*A run of records*:
BEGIN

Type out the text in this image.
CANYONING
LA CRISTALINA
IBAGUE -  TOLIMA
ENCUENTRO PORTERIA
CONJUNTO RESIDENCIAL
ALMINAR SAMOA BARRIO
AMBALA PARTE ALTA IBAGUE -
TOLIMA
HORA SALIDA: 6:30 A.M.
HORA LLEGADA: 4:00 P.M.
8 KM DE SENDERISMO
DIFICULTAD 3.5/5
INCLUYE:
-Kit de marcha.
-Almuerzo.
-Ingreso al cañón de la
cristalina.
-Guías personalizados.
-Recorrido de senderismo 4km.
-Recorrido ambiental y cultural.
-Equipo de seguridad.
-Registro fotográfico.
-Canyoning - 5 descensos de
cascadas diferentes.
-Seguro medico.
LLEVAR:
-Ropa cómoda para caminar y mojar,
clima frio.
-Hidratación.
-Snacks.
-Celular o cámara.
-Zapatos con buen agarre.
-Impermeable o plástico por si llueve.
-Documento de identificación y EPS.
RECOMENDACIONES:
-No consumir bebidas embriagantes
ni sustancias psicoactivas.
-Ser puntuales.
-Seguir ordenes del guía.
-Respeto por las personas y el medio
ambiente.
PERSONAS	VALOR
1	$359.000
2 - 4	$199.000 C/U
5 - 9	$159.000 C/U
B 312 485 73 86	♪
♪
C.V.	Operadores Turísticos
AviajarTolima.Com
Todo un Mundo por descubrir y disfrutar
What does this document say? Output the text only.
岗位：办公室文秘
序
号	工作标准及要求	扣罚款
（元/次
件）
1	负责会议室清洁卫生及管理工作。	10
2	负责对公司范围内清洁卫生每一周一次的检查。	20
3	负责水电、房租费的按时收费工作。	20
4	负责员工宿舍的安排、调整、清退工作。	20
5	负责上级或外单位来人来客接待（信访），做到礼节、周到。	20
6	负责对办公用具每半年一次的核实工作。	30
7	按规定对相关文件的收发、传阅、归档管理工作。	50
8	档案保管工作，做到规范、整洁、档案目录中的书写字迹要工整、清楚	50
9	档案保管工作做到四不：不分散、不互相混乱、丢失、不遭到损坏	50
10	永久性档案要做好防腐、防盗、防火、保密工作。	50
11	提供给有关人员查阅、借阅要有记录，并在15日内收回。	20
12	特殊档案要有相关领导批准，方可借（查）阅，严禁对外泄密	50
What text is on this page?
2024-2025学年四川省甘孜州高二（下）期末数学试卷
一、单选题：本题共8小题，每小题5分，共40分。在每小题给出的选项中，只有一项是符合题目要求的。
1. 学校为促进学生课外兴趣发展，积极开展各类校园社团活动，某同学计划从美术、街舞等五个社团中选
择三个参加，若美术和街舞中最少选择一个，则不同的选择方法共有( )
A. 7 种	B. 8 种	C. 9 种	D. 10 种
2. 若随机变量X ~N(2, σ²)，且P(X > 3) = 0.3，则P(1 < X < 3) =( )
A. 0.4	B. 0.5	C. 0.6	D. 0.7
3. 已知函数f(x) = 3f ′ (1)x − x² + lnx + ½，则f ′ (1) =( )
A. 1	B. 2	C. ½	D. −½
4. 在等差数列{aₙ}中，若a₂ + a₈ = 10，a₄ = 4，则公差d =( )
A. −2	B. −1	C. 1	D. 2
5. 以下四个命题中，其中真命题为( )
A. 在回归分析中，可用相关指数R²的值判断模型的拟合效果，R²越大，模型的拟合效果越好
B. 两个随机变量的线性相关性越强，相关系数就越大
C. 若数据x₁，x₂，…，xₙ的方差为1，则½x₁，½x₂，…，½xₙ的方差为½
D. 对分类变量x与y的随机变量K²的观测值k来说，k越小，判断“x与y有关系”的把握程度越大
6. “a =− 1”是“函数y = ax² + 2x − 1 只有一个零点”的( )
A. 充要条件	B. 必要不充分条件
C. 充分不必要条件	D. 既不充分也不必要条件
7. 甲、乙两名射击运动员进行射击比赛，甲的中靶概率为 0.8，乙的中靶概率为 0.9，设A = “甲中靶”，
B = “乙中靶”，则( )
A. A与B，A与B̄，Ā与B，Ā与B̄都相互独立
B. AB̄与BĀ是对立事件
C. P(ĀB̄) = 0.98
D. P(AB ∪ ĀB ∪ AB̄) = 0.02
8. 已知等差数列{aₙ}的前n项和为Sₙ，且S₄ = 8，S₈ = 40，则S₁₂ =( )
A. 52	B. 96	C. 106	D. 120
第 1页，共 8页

END

*Task description*: Show the data once more, exactly as it was written.

*Finished exercise*:
Type out the text in this image.
CANYONING
LA CRISTALINA
IBAGUE -  TOLIMA
ENCUENTRO PORTERIA
CONJUNTO RESIDENCIAL
ALMINAR SAMOA BARRIO
AMBALA PARTE ALTA IBAGUE -
TOLIMA
HORA SALIDA: 6:30 A.M.
HORA LLEGADA: 4:00 P.M.
8 KM DE SENDERISMO
DIFICULTAD 3.5/5
INCLUYE:
-Kit de marcha.
-Almuerzo.
-Ingreso al cañón de la
cristalina.
-Guías personalizados.
-Recorrido de senderismo 4km.
-Recorrido ambiental y cultural.
-Equipo de seguridad.
-Registro fotográfico.
-Canyoning - 5 descensos de
cascadas diferentes.
-Seguro medico.
LLEVAR:
-Ropa cómoda para caminar y mojar,
clima frio.
-Hidratación.
-Snacks.
-Celular o cámara.
-Zapatos con buen agarre.
-Impermeable o plástico por si llueve.
-Documento de identificación y EPS.
RECOMENDACIONES:
-No consumir bebidas embriagantes
ni sustancias psicoactivas.
-Ser puntuales.
-Seguir ordenes del guía.
-Respeto por las personas y el medio
ambiente.
PERSONAS	VALOR
1	$359.000
2 - 4	$199.000 C/U
5 - 9	$159.000 C/U
B 312 485 73 86	♪
♪
C.V.	Operadores Turísticos
AviajarTolima.Com
Todo un Mundo por descubrir y disfrutar
What does this document say? Output the text only.
岗位：办公室文秘
序
号	工作标准及要求	扣罚款
（元/次
件）
1	负责会议室清洁卫生及管理工作。	10
2	负责对公司范围内清洁卫生每一周一次的检查。	20
3	负责水电、房租费的按时收费工作。	20
4	负责员工宿舍的安排、调整、清退工作。	20
5	负责上级或外单位来人来客接待（信访），做到礼节、周到。	20
6	负责对办公用具每半年一次的核实工作。	30
7	按规定对相关文件的收发、传阅、归档管理工作。	50
8	档案保管工作，做到规范、整洁、档案目录中的书写字迹要工整、清楚	50
9	档案保管工作做到四不：不分散、不互相混乱、丢失、不遭到损坏	50
10	永久性档案要做好防腐、防盗、防火、保密工作。	50
11	提供给有关人员查阅、借阅要有记录，并在15日内收回。	20
12	特殊档案要有相关领导批准，方可借（查）阅，严禁对外泄密	50
What text is on this page?
2024-2025学年四川省甘孜州高二（下）期末数学试卷
一、单选题：本题共8小题，每小题5分，共40分。在每小题给出的选项中，只有一项是符合题目要求的。
1. 学校为促进学生课外兴趣发展，积极开展各类校园社团活动，某同学计划从美术、街舞等五个社团中选
择三个参加，若美术和街舞中最少选择一个，则不同的选择方法共有( )
A. 7 种	B. 8 种	C. 9 种	D. 10 种
2. 若随机变量X ~N(2, σ²)，且P(X > 3) = 0.3，则P(1 < X < 3) =( )
A. 0.4	B. 0.5	C. 0.6	D. 0.7
3. 已知函数f(x) = 3f ′ (1)x − x² + lnx + ½，则f ′ (1) =( )
A. 1	B. 2	C. ½	D. −½
4. 在等差数列{aₙ}中，若a₂ + a₈ = 10，a₄ = 4，则公差d =( )
A. −2	B. −1	C. 1	D. 2
5. 以下四个命题中，其中真命题为( )
A. 在回归分析中，可用相关指数R²的值判断模型的拟合效果，R²越大，模型的拟合效果越好
B. 两个随机变量的线性相关性越强，相关系数就越大
C. 若数据x₁，x₂，…，xₙ的方差为1，则½x₁，½x₂，…，½xₙ的方差为½
D. 对分类变量x与y的随机变量K²的观测值k来说，k越小，判断“x与y有关系”的把握程度越大
6. “a =− 1”是“函数y = ax² + 2x − 1 只有一个零点”的( )
A. 充要条件	B. 必要不充分条件
C. 充分不必要条件	D. 既不充分也不必要条件
7. 甲、乙两名射击运动员进行射击比赛，甲的中靶概率为 0.8，乙的中靶概率为 0.9，设A = “甲中靶”，
B = “乙中靶”，则( )
A. A与B，A与B̄，Ā与B，Ā与B̄都相互独立
B. AB̄与BĀ是对立事件
C. P(ĀB̄) = 0.98
D. P(AB ∪ ĀB ∪ AB̄) = 0.02
8. 已知等差数列{aₙ}的前n项和为Sₙ，且S₄ = 8，S₈ = 40，则S₁₂ =( )
A. 52	B. 96	C. 106	D. 120
第 1页，共 8页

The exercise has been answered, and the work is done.